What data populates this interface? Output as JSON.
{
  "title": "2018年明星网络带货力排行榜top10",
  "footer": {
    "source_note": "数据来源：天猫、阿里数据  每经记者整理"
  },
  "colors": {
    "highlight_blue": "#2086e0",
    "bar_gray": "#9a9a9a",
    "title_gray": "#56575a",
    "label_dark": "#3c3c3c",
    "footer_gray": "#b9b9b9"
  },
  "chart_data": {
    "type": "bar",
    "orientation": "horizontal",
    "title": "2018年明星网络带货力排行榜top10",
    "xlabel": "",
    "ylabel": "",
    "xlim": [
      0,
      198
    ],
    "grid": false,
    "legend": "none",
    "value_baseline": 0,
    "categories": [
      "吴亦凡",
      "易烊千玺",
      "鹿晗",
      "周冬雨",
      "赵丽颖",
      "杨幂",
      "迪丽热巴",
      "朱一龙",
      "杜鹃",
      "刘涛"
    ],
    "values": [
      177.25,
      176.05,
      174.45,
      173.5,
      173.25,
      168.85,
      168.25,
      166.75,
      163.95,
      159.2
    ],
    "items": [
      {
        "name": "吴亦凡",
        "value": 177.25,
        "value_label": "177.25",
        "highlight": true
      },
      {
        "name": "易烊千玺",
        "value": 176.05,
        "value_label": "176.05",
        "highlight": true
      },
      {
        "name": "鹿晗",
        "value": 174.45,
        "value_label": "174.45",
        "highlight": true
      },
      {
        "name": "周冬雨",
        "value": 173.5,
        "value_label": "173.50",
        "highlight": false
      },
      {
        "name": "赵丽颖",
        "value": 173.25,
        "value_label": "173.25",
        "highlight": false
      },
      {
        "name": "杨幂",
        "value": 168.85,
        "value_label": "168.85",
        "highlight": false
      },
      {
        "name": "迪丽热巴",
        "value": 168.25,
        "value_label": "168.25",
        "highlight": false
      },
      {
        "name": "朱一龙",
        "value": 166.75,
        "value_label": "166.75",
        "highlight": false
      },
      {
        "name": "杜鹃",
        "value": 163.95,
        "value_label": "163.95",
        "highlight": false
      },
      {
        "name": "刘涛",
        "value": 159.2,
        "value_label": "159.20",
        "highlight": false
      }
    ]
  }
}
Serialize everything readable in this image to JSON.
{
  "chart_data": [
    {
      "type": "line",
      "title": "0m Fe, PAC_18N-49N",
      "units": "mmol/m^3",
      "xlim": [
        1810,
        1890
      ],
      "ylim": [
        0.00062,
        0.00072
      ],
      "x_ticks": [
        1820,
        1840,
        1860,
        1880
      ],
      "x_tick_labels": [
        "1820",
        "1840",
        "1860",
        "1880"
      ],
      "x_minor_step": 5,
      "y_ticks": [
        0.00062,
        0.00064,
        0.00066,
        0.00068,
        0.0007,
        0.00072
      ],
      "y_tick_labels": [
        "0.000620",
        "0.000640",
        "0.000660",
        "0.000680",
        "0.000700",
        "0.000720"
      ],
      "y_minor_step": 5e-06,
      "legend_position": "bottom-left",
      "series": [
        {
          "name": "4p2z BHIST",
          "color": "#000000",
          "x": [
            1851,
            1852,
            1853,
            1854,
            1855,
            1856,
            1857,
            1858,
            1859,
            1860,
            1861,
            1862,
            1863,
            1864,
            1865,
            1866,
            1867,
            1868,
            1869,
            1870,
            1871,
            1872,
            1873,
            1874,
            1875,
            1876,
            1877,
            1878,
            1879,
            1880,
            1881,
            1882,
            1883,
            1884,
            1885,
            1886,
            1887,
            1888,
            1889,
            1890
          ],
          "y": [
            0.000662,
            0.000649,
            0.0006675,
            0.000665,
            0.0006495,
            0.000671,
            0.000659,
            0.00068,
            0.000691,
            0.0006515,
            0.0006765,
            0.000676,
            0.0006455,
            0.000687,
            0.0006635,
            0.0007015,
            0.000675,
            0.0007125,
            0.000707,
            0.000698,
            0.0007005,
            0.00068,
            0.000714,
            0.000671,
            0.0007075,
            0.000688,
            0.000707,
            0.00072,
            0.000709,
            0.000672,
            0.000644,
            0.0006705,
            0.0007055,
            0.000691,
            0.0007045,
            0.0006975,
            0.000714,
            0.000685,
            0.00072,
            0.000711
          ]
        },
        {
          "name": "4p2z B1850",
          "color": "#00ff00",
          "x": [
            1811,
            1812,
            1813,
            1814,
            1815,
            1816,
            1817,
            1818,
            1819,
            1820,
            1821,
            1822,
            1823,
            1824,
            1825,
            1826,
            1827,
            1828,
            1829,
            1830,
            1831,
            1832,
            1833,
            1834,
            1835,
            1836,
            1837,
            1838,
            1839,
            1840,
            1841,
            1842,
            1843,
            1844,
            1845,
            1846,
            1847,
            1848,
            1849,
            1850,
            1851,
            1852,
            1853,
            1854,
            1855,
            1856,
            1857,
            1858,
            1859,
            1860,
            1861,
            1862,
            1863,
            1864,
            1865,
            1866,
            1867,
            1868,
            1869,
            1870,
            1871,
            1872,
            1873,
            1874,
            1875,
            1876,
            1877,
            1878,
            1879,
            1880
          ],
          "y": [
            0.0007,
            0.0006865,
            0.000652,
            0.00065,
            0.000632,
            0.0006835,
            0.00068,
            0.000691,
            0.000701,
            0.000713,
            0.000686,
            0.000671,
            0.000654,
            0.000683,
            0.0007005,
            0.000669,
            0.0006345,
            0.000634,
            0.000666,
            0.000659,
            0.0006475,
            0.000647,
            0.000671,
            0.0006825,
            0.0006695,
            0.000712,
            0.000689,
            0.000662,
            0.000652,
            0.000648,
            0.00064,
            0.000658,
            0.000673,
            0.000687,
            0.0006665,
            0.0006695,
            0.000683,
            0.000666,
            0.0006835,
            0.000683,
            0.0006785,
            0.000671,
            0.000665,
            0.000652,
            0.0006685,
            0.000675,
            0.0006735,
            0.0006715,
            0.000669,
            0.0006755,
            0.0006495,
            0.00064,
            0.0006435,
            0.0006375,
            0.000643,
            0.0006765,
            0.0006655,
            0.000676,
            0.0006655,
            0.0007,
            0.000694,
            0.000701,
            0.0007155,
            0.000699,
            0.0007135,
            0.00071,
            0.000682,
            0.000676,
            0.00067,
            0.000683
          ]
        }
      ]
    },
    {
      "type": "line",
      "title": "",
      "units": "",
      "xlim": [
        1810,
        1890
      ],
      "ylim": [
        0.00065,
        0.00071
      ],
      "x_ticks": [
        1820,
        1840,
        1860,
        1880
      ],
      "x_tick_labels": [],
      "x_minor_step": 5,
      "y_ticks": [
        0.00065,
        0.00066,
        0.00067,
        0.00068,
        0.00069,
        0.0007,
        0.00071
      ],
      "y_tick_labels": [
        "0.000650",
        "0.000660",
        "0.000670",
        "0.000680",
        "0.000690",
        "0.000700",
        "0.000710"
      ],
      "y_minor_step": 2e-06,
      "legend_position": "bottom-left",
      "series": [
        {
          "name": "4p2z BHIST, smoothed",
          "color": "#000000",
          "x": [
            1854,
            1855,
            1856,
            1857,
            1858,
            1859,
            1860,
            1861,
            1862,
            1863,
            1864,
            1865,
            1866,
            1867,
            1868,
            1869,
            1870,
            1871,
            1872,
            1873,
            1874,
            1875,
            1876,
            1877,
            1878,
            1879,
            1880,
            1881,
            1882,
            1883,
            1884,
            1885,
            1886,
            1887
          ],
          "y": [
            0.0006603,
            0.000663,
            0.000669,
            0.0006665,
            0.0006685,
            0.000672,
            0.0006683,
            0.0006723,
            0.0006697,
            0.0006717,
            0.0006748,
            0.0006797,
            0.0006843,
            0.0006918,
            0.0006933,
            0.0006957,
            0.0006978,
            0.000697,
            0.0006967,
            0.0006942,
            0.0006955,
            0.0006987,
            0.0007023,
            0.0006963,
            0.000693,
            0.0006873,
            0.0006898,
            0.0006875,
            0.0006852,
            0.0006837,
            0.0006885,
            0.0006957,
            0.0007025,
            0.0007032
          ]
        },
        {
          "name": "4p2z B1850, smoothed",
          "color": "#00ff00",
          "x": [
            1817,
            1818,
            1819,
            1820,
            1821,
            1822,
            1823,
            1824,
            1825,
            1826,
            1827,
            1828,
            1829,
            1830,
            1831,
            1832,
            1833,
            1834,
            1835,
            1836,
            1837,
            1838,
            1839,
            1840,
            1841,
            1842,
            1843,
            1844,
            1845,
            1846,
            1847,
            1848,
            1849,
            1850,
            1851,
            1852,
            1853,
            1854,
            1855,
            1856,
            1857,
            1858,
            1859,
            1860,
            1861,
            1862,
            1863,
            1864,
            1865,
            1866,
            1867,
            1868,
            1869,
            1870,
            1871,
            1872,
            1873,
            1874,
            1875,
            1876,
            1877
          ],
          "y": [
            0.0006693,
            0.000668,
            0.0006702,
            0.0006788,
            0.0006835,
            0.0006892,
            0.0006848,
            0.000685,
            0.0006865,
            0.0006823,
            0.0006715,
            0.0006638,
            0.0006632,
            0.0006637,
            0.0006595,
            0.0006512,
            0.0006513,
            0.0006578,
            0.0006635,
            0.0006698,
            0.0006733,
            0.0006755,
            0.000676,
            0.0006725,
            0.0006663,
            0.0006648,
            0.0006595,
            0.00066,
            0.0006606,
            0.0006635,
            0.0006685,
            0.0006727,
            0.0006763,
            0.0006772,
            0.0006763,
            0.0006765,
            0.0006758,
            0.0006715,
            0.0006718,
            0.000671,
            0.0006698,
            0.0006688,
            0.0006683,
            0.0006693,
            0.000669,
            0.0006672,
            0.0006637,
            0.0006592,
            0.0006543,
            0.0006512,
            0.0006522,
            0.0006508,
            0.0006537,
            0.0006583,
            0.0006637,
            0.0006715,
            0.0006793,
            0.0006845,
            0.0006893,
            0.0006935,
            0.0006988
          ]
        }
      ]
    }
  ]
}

• _STATED TASK_
Each line of the data that includes the word "smoothed" counts once; report the total and nothing more.

• _THE ANSWER_
2